# The records start

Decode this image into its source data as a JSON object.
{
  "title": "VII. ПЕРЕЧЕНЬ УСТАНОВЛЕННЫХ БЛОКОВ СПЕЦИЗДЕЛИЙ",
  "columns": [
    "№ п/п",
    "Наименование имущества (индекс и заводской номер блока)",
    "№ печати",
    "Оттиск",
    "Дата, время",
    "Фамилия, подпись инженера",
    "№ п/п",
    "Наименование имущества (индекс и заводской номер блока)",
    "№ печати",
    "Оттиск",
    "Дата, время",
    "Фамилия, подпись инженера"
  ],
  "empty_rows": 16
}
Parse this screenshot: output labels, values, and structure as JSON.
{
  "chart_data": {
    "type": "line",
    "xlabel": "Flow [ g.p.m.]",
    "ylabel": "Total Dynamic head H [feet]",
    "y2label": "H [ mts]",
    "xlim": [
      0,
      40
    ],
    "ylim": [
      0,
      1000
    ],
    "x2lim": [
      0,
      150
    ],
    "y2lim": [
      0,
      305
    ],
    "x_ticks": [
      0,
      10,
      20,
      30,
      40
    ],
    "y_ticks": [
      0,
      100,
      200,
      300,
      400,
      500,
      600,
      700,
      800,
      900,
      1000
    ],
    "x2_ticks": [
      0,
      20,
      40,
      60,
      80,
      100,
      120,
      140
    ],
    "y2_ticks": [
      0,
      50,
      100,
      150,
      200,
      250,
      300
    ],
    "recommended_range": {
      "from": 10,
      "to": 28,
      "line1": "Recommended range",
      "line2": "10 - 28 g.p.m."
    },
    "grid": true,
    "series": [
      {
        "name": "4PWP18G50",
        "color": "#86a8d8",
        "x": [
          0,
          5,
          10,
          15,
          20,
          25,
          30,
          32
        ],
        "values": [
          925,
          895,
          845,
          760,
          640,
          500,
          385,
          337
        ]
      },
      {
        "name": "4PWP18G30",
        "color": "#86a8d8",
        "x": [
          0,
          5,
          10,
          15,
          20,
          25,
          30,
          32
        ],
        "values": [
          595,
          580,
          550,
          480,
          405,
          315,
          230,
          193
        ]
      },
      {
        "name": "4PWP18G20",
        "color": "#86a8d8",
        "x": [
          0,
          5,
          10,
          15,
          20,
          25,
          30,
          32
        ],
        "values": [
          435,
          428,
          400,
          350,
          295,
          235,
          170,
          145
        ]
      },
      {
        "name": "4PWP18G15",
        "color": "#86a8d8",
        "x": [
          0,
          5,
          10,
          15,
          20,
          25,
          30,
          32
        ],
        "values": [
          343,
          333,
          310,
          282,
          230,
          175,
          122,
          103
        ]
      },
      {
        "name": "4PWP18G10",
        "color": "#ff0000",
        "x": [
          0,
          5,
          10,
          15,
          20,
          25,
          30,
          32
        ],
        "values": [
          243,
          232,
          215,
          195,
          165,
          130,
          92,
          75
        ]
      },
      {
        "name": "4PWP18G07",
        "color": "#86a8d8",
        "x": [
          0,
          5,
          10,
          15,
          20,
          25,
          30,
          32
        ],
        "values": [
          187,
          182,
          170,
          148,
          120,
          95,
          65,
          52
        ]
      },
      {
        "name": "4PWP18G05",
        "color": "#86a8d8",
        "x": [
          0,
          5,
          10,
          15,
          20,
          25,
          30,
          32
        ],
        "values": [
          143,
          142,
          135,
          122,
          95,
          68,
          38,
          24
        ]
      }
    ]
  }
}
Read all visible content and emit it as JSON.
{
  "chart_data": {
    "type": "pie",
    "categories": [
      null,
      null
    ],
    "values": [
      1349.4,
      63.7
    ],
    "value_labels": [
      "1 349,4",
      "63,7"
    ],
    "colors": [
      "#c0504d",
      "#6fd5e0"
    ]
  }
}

# The records end

Short problem: Each line above must be printed exactly as it appears.

The response:
Decode this image into its source data as a JSON object.
{
  "title": "VII. ПЕРЕЧЕНЬ УСТАНОВЛЕННЫХ БЛОКОВ СПЕЦИЗДЕЛИЙ",
  "columns": [
    "№ п/п",
    "Наименование имущества (индекс и заводской номер блока)",
    "№ печати",
    "Оттиск",
    "Дата, время",
    "Фамилия, подпись инженера",
    "№ п/п",
    "Наименование имущества (индекс и заводской номер блока)",
    "№ печати",
    "Оттиск",
    "Дата, время",
    "Фамилия, подпись инженера"
  ],
  "empty_rows": 16
}
Parse this screenshot: output labels, values, and structure as JSON.
{
  "chart_data": {
    "type": "line",
    "xlabel": "Flow [ g.p.m.]",
    "ylabel": "Total Dynamic head H [feet]",
    "y2label": "H [ mts]",
    "xlim": [
      0,
      40
    ],
    "ylim": [
      0,
      1000
    ],
    "x2lim": [
      0,
      150
    ],
    "y2lim": [
      0,
      305
    ],
    "x_ticks": [
      0,
      10,
      20,
      30,
      40
    ],
    "y_ticks": [
      0,
      100,
      200,
      300,
      400,
      500,
      600,
      700,
      800,
      900,
      1000
    ],
    "x2_ticks": [
      0,
      20,
      40,
      60,
      80,
      100,
      120,
      140
    ],
    "y2_ticks": [
      0,
      50,
      100,
      150,
      200,
      250,
      300
    ],
    "recommended_range": {
      "from": 10,
      "to": 28,
      "line1": "Recommended range",
      "line2": "10 - 28 g.p.m."
    },
    "grid": true,
    "series": [
      {
        "name": "4PWP18G50",
        "color": "#86a8d8",
        "x": [
          0,
          5,
          10,
          15,
          20,
          25,
          30,
          32
        ],
        "values": [
          925,
          895,
          845,
          760,
          640,
          500,
          385,
          337
        ]
      },
      {
        "name": "4PWP18G30",
        "color": "#86a8d8",
        "x": [
          0,
          5,
          10,
          15,
          20,
          25,
          30,
          32
        ],
        "values": [
          595,
          580,
          550,
          480,
          405,
          315,
          230,
          193
        ]
      },
      {
        "name": "4PWP18G20",
        "color": "#86a8d8",
        "x": [
          0,
          5,
          10,
          15,
          20,
          25,
          30,
          32
        ],
        "values": [
          435,
          428,
          400,
          350,
          295,
          235,
          170,
          145
        ]
      },
      {
        "name": "4PWP18G15",
        "color": "#86a8d8",
        "x": [
          0,
          5,
          10,
          15,
          20,
          25,
          30,
          32
        ],
        "values": [
          343,
          333,
          310,
          282,
          230,
          175,
          122,
          103
        ]
      },
      {
        "name": "4PWP18G10",
        "color": "#ff0000",
        "x": [
          0,
          5,
          10,
          15,
          20,
          25,
          30,
          32
        ],
        "values": [
          243,
          232,
          215,
          195,
          165,
          130,
          92,
          75
        ]
      },
      {
        "name": "4PWP18G07",
        "color": "#86a8d8",
        "x": [
          0,
          5,
          10,
          15,
          20,
          25,
          30,
          32
        ],
        "values": [
          187,
          182,
          170,
          148,
          120,
          95,
          65,
          52
        ]
      },
      {
        "name": "4PWP18G05",
        "color": "#86a8d8",
        "x": [
          0,
          5,
          10,
          15,
          20,
          25,
          30,
          32
        ],
        "values": [
          143,
          142,
          135,
          122,
          95,
          68,
          38,
          24
        ]
      }
    ]
  }
}
Read all visible content and emit it as JSON.
{
  "chart_data": {
    "type": "pie",
    "categories": [
      null,
      null
    ],
    "values": [
      1349.4,
      63.7
    ],
    "value_labels": [
      "1 349,4",
      "63,7"
    ],
    "colors": [
      "#c0504d",
      "#6fd5e0"
    ]
  }
}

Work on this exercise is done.